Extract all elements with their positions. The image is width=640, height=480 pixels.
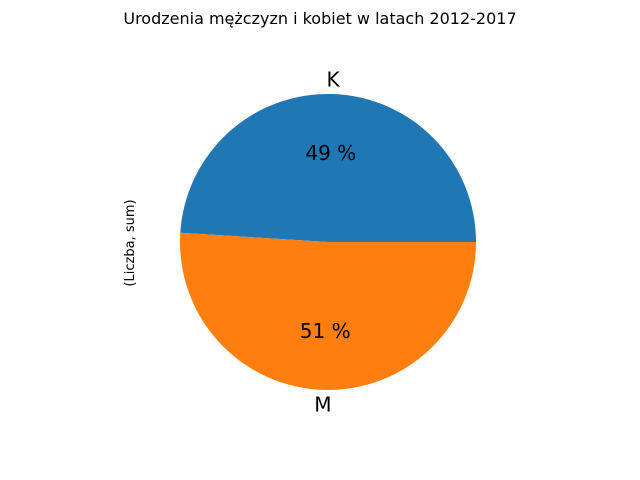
pie-slices — [180, 93, 477, 390]
slice-label-m: M — [314, 393, 331, 417]
pie-labels: K 49 % M 51 % — [300, 67, 356, 416]
pie-slice-k — [180, 93, 477, 243]
percent-label-m: 51 % — [300, 319, 351, 343]
y-axis-label: (Liczba, sum) — [123, 199, 138, 286]
chart-title: Urodzenia mężczyzn i kobiet w latach 201… — [123, 9, 516, 28]
pie-slice-m — [180, 232, 477, 390]
percent-label-k: 49 % — [305, 141, 356, 165]
slice-label-k: K — [327, 67, 341, 91]
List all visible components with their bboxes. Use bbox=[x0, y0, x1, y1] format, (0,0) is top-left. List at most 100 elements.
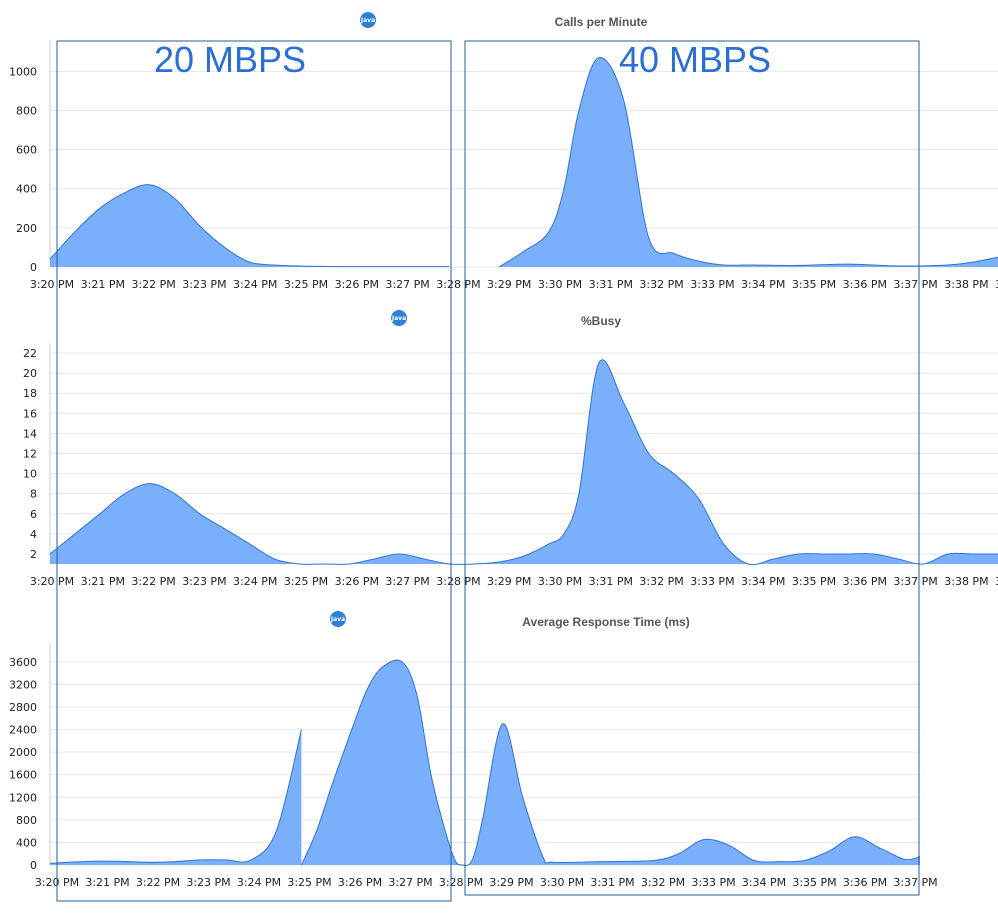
x-tick-label: 3:24 PM bbox=[237, 876, 281, 889]
series-area bbox=[499, 57, 998, 267]
y-tick-label: 2400 bbox=[9, 724, 37, 737]
x-tick-label: 3:29 PM bbox=[489, 876, 533, 889]
x-tick-label: 3:22 PM bbox=[131, 278, 175, 291]
x-tick-label: 3:20 PM bbox=[30, 575, 74, 588]
y-tick-label: 20 bbox=[23, 367, 37, 380]
y-tick-label: 800 bbox=[16, 104, 37, 117]
y-tick-label: 2000 bbox=[9, 746, 37, 759]
y-tick-label: 18 bbox=[23, 387, 37, 400]
x-tick-label: 3:21 PM bbox=[81, 575, 125, 588]
x-tick-label: 3:32 PM bbox=[639, 278, 683, 291]
x-tick-label: 3:23 PM bbox=[182, 278, 226, 291]
x-tick-label: 3:27 PM bbox=[388, 876, 432, 889]
x-tick-label: 3:25 PM bbox=[284, 278, 328, 291]
y-tick-label: 22 bbox=[23, 347, 37, 360]
x-tick-label: 3:30 PM bbox=[538, 575, 582, 588]
40-mbps-frame bbox=[464, 40, 920, 896]
y-tick-label: 2800 bbox=[9, 701, 37, 714]
x-tick-label: 3:23 PM bbox=[182, 575, 226, 588]
series-line bbox=[300, 659, 921, 867]
x-tick-label: 3:29 PM bbox=[487, 278, 531, 291]
x-tick-label: 3:31 PM bbox=[589, 278, 633, 291]
x-tick-label: 3:26 PM bbox=[335, 278, 379, 291]
y-tick-label: 400 bbox=[16, 836, 37, 849]
y-tick-label: 800 bbox=[16, 814, 37, 827]
x-tick-label: 3:36 PM bbox=[843, 876, 887, 889]
java-badge-circle bbox=[360, 12, 376, 28]
x-tick-label: 3:22 PM bbox=[131, 575, 175, 588]
x-tick-label: 3:24 PM bbox=[233, 575, 277, 588]
x-tick-label: 3:21 PM bbox=[81, 278, 125, 291]
y-tick-label: 12 bbox=[23, 447, 37, 460]
x-tick-label: 3:31 PM bbox=[590, 876, 634, 889]
x-tick-label: 3:33 PM bbox=[691, 876, 735, 889]
x-tick-label: 3:26 PM bbox=[335, 575, 379, 588]
x-tick-label: 3:28 PM bbox=[436, 575, 480, 588]
y-tick-label: 0 bbox=[30, 261, 37, 274]
x-tick-label: 3:31 PM bbox=[589, 575, 633, 588]
series-area bbox=[50, 184, 450, 267]
y-tick-label: 3200 bbox=[9, 678, 37, 691]
x-tick-label: 3:28 PM bbox=[436, 278, 480, 291]
x-tick-label: 3:24 PM bbox=[233, 278, 277, 291]
bandwidth-overlay: 20 MBPS 40 MBPS bbox=[56, 39, 920, 902]
series-line bbox=[498, 57, 998, 268]
series-line bbox=[49, 184, 450, 268]
y-tick-label: 400 bbox=[16, 183, 37, 196]
chart-panel-3: 040080012001600200024002800320036003:20 … bbox=[9, 611, 938, 889]
series-area bbox=[50, 359, 998, 565]
x-tick-label: 3:25 PM bbox=[287, 876, 331, 889]
x-tick-label: 3:22 PM bbox=[136, 876, 180, 889]
y-tick-label: 200 bbox=[16, 222, 37, 235]
x-tick-label: 3:33 PM bbox=[690, 575, 734, 588]
y-tick-label: 2 bbox=[30, 548, 37, 561]
chart-panel-2: 2 4 6 8 10 12 14 16 18 20 22 3:20 PM 3:21 PM 3:22 PM 3… bbox=[23, 310, 998, 588]
x-tick-label: 3:28 PM bbox=[439, 876, 483, 889]
y-tick-label: 0 bbox=[30, 859, 37, 872]
x-tick-label: 3:25 PM bbox=[284, 575, 328, 588]
x-tick-label: 3:36 PM bbox=[843, 278, 887, 291]
x-tick-label: 3:35 PM bbox=[792, 876, 836, 889]
x-tick-label: 3:38 PM bbox=[944, 278, 988, 291]
java-icon: Java bbox=[391, 310, 407, 326]
y-tick-label: 16 bbox=[23, 407, 37, 420]
40-mbps-label: 40 MBPS bbox=[619, 39, 771, 80]
x-tick-label: 3:38 PM bbox=[944, 575, 988, 588]
x-tick-label: 3:34 PM bbox=[741, 278, 785, 291]
x-tick-label: 3:29 PM bbox=[487, 575, 531, 588]
series-line bbox=[49, 359, 998, 566]
x-tick-label: 3:35 PM bbox=[792, 278, 836, 291]
y-tick-label: 1600 bbox=[9, 769, 37, 782]
y-tick-label: 8 bbox=[30, 488, 37, 501]
java-icon: Java bbox=[330, 611, 346, 627]
x-tick-label: 3:30 PM bbox=[540, 876, 584, 889]
x-tick-label: 3:20 PM bbox=[30, 278, 74, 291]
x-tick-label: 3:27 PM bbox=[385, 575, 429, 588]
chart-title: %Busy bbox=[581, 314, 621, 328]
y-tick-label: 600 bbox=[16, 144, 37, 157]
x-tick-label: 3:33 PM bbox=[690, 278, 734, 291]
java-badge-text: Java bbox=[391, 315, 406, 322]
x-tick-label: 3:36 PM bbox=[843, 575, 887, 588]
y-tick-label: 10 bbox=[23, 468, 37, 481]
x-tick-label: 3:34 PM bbox=[741, 575, 785, 588]
java-badge-circle bbox=[330, 611, 346, 627]
x-tick-label: 3:37 PM bbox=[893, 278, 937, 291]
java-badge-text: Java bbox=[360, 17, 375, 24]
y-tick-label: 6 bbox=[30, 508, 37, 521]
20-mbps-frame bbox=[56, 40, 452, 902]
x-tick-label: 3:30 PM bbox=[538, 278, 582, 291]
y-tick-label: 4 bbox=[30, 528, 37, 541]
x-tick-label: 3:34 PM bbox=[742, 876, 786, 889]
x-tick-label: 3:21 PM bbox=[85, 876, 129, 889]
y-tick-label: 14 bbox=[23, 427, 37, 440]
chart-title: Calls per Minute bbox=[555, 15, 648, 29]
x-tick-label: 3:27 PM bbox=[385, 278, 429, 291]
java-badge-text: Java bbox=[330, 616, 345, 623]
y-tick-label: 1200 bbox=[9, 791, 37, 804]
java-icon: Java bbox=[360, 12, 376, 28]
series-area bbox=[301, 660, 920, 866]
y-tick-label: 1000 bbox=[9, 65, 37, 78]
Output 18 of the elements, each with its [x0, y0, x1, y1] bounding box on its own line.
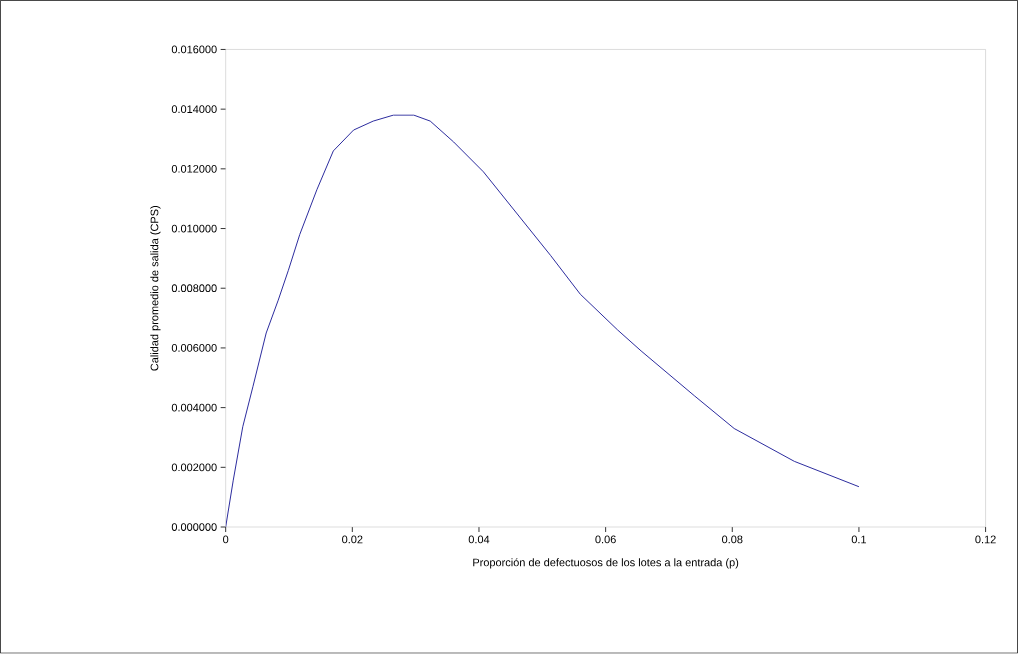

* [Task] Print every line of the items above word for word, leaving out the pictures.

* [Answer for this exercise]
Extract all elements with their positions. The image is width=640, height=480 pixels.
pie-slices — [180, 93, 477, 390]
slice-label-m: M — [314, 393, 331, 417]
pie-labels: K 49 % M 51 % — [300, 67, 356, 416]
pie-slice-k — [180, 93, 477, 243]
percent-label-m: 51 % — [300, 319, 351, 343]
y-axis-label: (Liczba, sum) — [123, 199, 138, 286]
chart-title: Urodzenia mężczyzn i kobiet w latach 201… — [123, 9, 516, 28]
pie-slice-m — [180, 232, 477, 390]
percent-label-k: 49 % — [305, 141, 356, 165]
slice-label-k: K — [327, 67, 341, 91]
List all visible components with their bboxes. Use bbox=[x0, y0, x1, y1] format, (0,0) is top-left. List at most 100 elements.
x-tick-label: 3:24 PM bbox=[237, 876, 281, 889]
series-area bbox=[499, 57, 998, 267]
y-tick-label: 2400 bbox=[9, 724, 37, 737]
x-tick-label: 3:29 PM bbox=[489, 876, 533, 889]
x-tick-label: 3:22 PM bbox=[131, 278, 175, 291]
x-tick-label: 3:20 PM bbox=[30, 575, 74, 588]
y-tick-label: 20 bbox=[23, 367, 37, 380]
y-tick-label: 800 bbox=[16, 104, 37, 117]
y-tick-label: 2000 bbox=[9, 746, 37, 759]
y-tick-label: 18 bbox=[23, 387, 37, 400]
x-tick-label: 3:21 PM bbox=[81, 575, 125, 588]
x-tick-label: 3:32 PM bbox=[639, 278, 683, 291]
x-tick-label: 3:23 PM bbox=[182, 278, 226, 291]
x-tick-label: 3:27 PM bbox=[388, 876, 432, 889]
x-tick-label: 3:25 PM bbox=[284, 278, 328, 291]
y-tick-label: 22 bbox=[23, 347, 37, 360]
x-tick-label: 3:30 PM bbox=[538, 575, 582, 588]
40-mbps-frame bbox=[464, 40, 920, 896]
y-tick-label: 2800 bbox=[9, 701, 37, 714]
x-tick-label: 3:23 PM bbox=[182, 575, 226, 588]
series-line bbox=[300, 659, 921, 867]
x-tick-label: 3:29 PM bbox=[487, 278, 531, 291]
x-tick-label: 3:31 PM bbox=[589, 278, 633, 291]
x-tick-label: 3:26 PM bbox=[335, 278, 379, 291]
y-tick-label: 400 bbox=[16, 836, 37, 849]
y-tick-label: 800 bbox=[16, 814, 37, 827]
x-tick-label: 3:36 PM bbox=[843, 876, 887, 889]
java-badge-circle bbox=[360, 12, 376, 28]
x-tick-label: 3:22 PM bbox=[131, 575, 175, 588]
x-tick-label: 3:24 PM bbox=[233, 575, 277, 588]
x-tick-label: 3:21 PM bbox=[81, 278, 125, 291]
y-tick-label: 12 bbox=[23, 447, 37, 460]
x-tick-label: 3:31 PM bbox=[590, 876, 634, 889]
x-tick-label: 3:33 PM bbox=[691, 876, 735, 889]
x-tick-label: 3:26 PM bbox=[335, 575, 379, 588]
x-tick-label: 3:28 PM bbox=[436, 575, 480, 588]
y-tick-label: 0 bbox=[30, 261, 37, 274]
x-tick-label: 3:31 PM bbox=[589, 575, 633, 588]
series-area bbox=[50, 184, 450, 267]
y-tick-label: 3200 bbox=[9, 678, 37, 691]
x-tick-label: 3:28 PM bbox=[436, 278, 480, 291]
x-tick-label: 3:24 PM bbox=[233, 278, 277, 291]
bandwidth-overlay: 20 MBPS 40 MBPS bbox=[56, 39, 920, 902]
series-line bbox=[498, 57, 998, 268]
series-line bbox=[49, 184, 450, 268]
y-tick-label: 400 bbox=[16, 183, 37, 196]
chart-panel-3: 040080012001600200024002800320036003:20 … bbox=[9, 611, 938, 889]
series-area bbox=[50, 359, 998, 565]
x-tick-label: 3:25 PM bbox=[287, 876, 331, 889]
x-tick-label: 3:22 PM bbox=[136, 876, 180, 889]
y-tick-label: 200 bbox=[16, 222, 37, 235]
x-tick-label: 3:33 PM bbox=[690, 575, 734, 588]
y-tick-label: 2 bbox=[30, 548, 37, 561]
chart-panel-2: 2 4 6 8 10 12 14 16 18 20 22 3:20 PM 3:21 PM 3:22 PM 3… bbox=[23, 310, 998, 588]
x-tick-label: 3:28 PM bbox=[439, 876, 483, 889]
y-tick-label: 0 bbox=[30, 859, 37, 872]
x-tick-label: 3:25 PM bbox=[284, 575, 328, 588]
x-tick-label: 3:36 PM bbox=[843, 278, 887, 291]
x-tick-label: 3:35 PM bbox=[792, 876, 836, 889]
x-tick-label: 3:38 PM bbox=[944, 278, 988, 291]
java-icon: Java bbox=[391, 310, 407, 326]
y-tick-label: 16 bbox=[23, 407, 37, 420]
40-mbps-label: 40 MBPS bbox=[619, 39, 771, 80]
x-tick-label: 3:38 PM bbox=[944, 575, 988, 588]
x-tick-label: 3:34 PM bbox=[741, 278, 785, 291]
x-tick-label: 3:29 PM bbox=[487, 575, 531, 588]
series-line bbox=[49, 359, 998, 566]
x-tick-label: 3:35 PM bbox=[792, 278, 836, 291]
y-tick-label: 1600 bbox=[9, 769, 37, 782]
y-tick-label: 8 bbox=[30, 488, 37, 501]
java-icon: Java bbox=[330, 611, 346, 627]
x-tick-label: 3:30 PM bbox=[540, 876, 584, 889]
x-tick-label: 3:20 PM bbox=[30, 278, 74, 291]
x-tick-label: 3:27 PM bbox=[385, 575, 429, 588]
chart-title: %Busy bbox=[581, 314, 621, 328]
y-tick-label: 600 bbox=[16, 144, 37, 157]
x-tick-label: 3:33 PM bbox=[690, 278, 734, 291]
java-badge-text: Java bbox=[391, 315, 406, 322]
x-tick-label: 3:36 PM bbox=[843, 575, 887, 588]
y-tick-label: 10 bbox=[23, 468, 37, 481]
x-tick-label: 3:34 PM bbox=[741, 575, 785, 588]
java-badge-circle bbox=[330, 611, 346, 627]
x-tick-label: 3:37 PM bbox=[893, 278, 937, 291]
java-badge-text: Java bbox=[360, 17, 375, 24]
y-tick-label: 6 bbox=[30, 508, 37, 521]
20-mbps-frame bbox=[56, 40, 452, 902]
x-tick-label: 3:30 PM bbox=[538, 278, 582, 291]
y-tick-label: 4 bbox=[30, 528, 37, 541]
x-tick-label: 3:34 PM bbox=[742, 876, 786, 889]
x-tick-label: 3:21 PM bbox=[85, 876, 129, 889]
y-tick-label: 14 bbox=[23, 427, 37, 440]
chart-title: Calls per Minute bbox=[555, 15, 648, 29]
x-tick-label: 3:27 PM bbox=[385, 278, 429, 291]
java-badge-text: Java bbox=[330, 616, 345, 623]
y-tick-label: 1200 bbox=[9, 791, 37, 804]
java-icon: Java bbox=[360, 12, 376, 28]
series-area bbox=[301, 660, 920, 866]
y-tick-label: 1000 bbox=[9, 65, 37, 78]
Output 18 of the elements, each with its [x0, y0, x1, y1] bounding box on its own line.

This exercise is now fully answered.